Structured figure records –
★ ★ ★ ★

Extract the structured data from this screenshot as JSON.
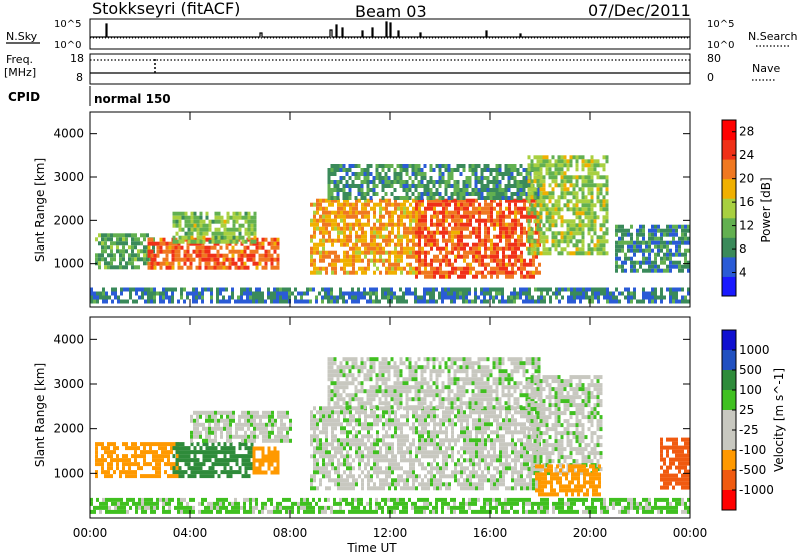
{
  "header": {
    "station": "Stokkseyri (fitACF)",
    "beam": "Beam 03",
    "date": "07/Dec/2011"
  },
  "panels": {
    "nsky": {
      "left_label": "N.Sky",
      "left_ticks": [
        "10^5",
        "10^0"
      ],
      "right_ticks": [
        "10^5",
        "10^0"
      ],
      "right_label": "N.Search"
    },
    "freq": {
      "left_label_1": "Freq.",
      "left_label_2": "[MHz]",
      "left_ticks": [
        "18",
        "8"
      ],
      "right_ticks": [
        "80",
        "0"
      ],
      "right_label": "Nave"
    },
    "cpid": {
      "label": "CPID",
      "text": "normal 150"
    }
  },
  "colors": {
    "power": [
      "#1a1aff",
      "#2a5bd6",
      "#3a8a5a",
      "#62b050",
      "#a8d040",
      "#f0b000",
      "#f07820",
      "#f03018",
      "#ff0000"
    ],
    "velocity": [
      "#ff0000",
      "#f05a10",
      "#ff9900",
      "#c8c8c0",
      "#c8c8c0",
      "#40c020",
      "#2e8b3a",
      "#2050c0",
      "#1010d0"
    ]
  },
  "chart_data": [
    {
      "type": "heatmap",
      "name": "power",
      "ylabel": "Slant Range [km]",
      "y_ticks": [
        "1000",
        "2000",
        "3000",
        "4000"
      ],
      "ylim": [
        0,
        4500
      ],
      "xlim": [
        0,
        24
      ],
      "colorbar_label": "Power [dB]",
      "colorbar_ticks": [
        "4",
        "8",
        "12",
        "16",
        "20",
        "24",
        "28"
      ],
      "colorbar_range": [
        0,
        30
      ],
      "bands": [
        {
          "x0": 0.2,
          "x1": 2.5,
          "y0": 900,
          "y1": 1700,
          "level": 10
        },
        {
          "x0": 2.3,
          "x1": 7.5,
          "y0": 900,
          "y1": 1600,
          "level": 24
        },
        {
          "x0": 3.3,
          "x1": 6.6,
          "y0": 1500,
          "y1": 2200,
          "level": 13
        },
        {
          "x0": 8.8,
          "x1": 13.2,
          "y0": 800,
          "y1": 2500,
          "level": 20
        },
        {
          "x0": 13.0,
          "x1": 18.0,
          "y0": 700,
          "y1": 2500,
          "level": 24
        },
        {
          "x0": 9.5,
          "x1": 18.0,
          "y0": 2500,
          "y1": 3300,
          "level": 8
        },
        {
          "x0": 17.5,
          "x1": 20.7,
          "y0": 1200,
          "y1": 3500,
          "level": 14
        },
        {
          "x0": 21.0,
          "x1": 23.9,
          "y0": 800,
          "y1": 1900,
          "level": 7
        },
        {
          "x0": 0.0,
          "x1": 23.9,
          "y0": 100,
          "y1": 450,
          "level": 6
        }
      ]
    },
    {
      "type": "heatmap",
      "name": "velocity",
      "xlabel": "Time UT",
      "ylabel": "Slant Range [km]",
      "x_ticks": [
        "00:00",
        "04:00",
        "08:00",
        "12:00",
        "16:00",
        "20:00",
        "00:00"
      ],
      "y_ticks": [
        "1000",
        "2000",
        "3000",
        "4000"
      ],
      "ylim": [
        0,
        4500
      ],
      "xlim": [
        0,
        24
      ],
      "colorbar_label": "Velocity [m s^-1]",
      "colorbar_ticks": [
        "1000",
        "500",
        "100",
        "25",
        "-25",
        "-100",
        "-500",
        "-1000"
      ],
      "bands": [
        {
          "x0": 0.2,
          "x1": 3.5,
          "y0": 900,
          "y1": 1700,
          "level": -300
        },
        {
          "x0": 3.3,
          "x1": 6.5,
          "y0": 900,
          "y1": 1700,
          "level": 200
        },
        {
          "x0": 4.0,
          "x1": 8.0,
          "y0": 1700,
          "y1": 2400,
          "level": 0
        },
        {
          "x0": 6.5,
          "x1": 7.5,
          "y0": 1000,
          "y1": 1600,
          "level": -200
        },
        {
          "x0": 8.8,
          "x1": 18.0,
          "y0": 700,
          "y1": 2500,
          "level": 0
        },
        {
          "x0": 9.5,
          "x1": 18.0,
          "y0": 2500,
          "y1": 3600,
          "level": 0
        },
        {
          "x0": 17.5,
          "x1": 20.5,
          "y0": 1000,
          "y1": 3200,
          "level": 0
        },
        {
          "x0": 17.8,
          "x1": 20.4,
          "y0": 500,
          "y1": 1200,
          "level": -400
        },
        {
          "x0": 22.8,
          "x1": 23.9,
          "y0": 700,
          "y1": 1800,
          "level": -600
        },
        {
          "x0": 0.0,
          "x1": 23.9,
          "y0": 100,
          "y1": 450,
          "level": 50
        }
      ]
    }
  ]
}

★ ★ ★ ★

DIRECTION –
Copy every line of the data exactly as written, excluding the pictures.

SOLUTION TO THE EXERCISE –
Extract the structured data from this screenshot as JSON.
{
  "header": {
    "station": "Stokkseyri (fitACF)",
    "beam": "Beam 03",
    "date": "07/Dec/2011"
  },
  "panels": {
    "nsky": {
      "left_label": "N.Sky",
      "left_ticks": [
        "10^5",
        "10^0"
      ],
      "right_ticks": [
        "10^5",
        "10^0"
      ],
      "right_label": "N.Search"
    },
    "freq": {
      "left_label_1": "Freq.",
      "left_label_2": "[MHz]",
      "left_ticks": [
        "18",
        "8"
      ],
      "right_ticks": [
        "80",
        "0"
      ],
      "right_label": "Nave"
    },
    "cpid": {
      "label": "CPID",
      "text": "normal 150"
    }
  },
  "colors": {
    "power": [
      "#1a1aff",
      "#2a5bd6",
      "#3a8a5a",
      "#62b050",
      "#a8d040",
      "#f0b000",
      "#f07820",
      "#f03018",
      "#ff0000"
    ],
    "velocity": [
      "#ff0000",
      "#f05a10",
      "#ff9900",
      "#c8c8c0",
      "#c8c8c0",
      "#40c020",
      "#2e8b3a",
      "#2050c0",
      "#1010d0"
    ]
  },
  "chart_data": [
    {
      "type": "heatmap",
      "name": "power",
      "ylabel": "Slant Range [km]",
      "y_ticks": [
        "1000",
        "2000",
        "3000",
        "4000"
      ],
      "ylim": [
        0,
        4500
      ],
      "xlim": [
        0,
        24
      ],
      "colorbar_label": "Power [dB]",
      "colorbar_ticks": [
        "4",
        "8",
        "12",
        "16",
        "20",
        "24",
        "28"
      ],
      "colorbar_range": [
        0,
        30
      ],
      "bands": [
        {
          "x0": 0.2,
          "x1": 2.5,
          "y0": 900,
          "y1": 1700,
          "level": 10
        },
        {
          "x0": 2.3,
          "x1": 7.5,
          "y0": 900,
          "y1": 1600,
          "level": 24
        },
        {
          "x0": 3.3,
          "x1": 6.6,
          "y0": 1500,
          "y1": 2200,
          "level": 13
        },
        {
          "x0": 8.8,
          "x1": 13.2,
          "y0": 800,
          "y1": 2500,
          "level": 20
        },
        {
          "x0": 13.0,
          "x1": 18.0,
          "y0": 700,
          "y1": 2500,
          "level": 24
        },
        {
          "x0": 9.5,
          "x1": 18.0,
          "y0": 2500,
          "y1": 3300,
          "level": 8
        },
        {
          "x0": 17.5,
          "x1": 20.7,
          "y0": 1200,
          "y1": 3500,
          "level": 14
        },
        {
          "x0": 21.0,
          "x1": 23.9,
          "y0": 800,
          "y1": 1900,
          "level": 7
        },
        {
          "x0": 0.0,
          "x1": 23.9,
          "y0": 100,
          "y1": 450,
          "level": 6
        }
      ]
    },
    {
      "type": "heatmap",
      "name": "velocity",
      "xlabel": "Time UT",
      "ylabel": "Slant Range [km]",
      "x_ticks": [
        "00:00",
        "04:00",
        "08:00",
        "12:00",
        "16:00",
        "20:00",
        "00:00"
      ],
      "y_ticks": [
        "1000",
        "2000",
        "3000",
        "4000"
      ],
      "ylim": [
        0,
        4500
      ],
      "xlim": [
        0,
        24
      ],
      "colorbar_label": "Velocity [m s^-1]",
      "colorbar_ticks": [
        "1000",
        "500",
        "100",
        "25",
        "-25",
        "-100",
        "-500",
        "-1000"
      ],
      "bands": [
        {
          "x0": 0.2,
          "x1": 3.5,
          "y0": 900,
          "y1": 1700,
          "level": -300
        },
        {
          "x0": 3.3,
          "x1": 6.5,
          "y0": 900,
          "y1": 1700,
          "level": 200
        },
        {
          "x0": 4.0,
          "x1": 8.0,
          "y0": 1700,
          "y1": 2400,
          "level": 0
        },
        {
          "x0": 6.5,
          "x1": 7.5,
          "y0": 1000,
          "y1": 1600,
          "level": -200
        },
        {
          "x0": 8.8,
          "x1": 18.0,
          "y0": 700,
          "y1": 2500,
          "level": 0
        },
        {
          "x0": 9.5,
          "x1": 18.0,
          "y0": 2500,
          "y1": 3600,
          "level": 0
        },
        {
          "x0": 17.5,
          "x1": 20.5,
          "y0": 1000,
          "y1": 3200,
          "level": 0
        },
        {
          "x0": 17.8,
          "x1": 20.4,
          "y0": 500,
          "y1": 1200,
          "level": -400
        },
        {
          "x0": 22.8,
          "x1": 23.9,
          "y0": 700,
          "y1": 1800,
          "level": -600
        },
        {
          "x0": 0.0,
          "x1": 23.9,
          "y0": 100,
          "y1": 450,
          "level": 50
        }
      ]
    }
  ]
}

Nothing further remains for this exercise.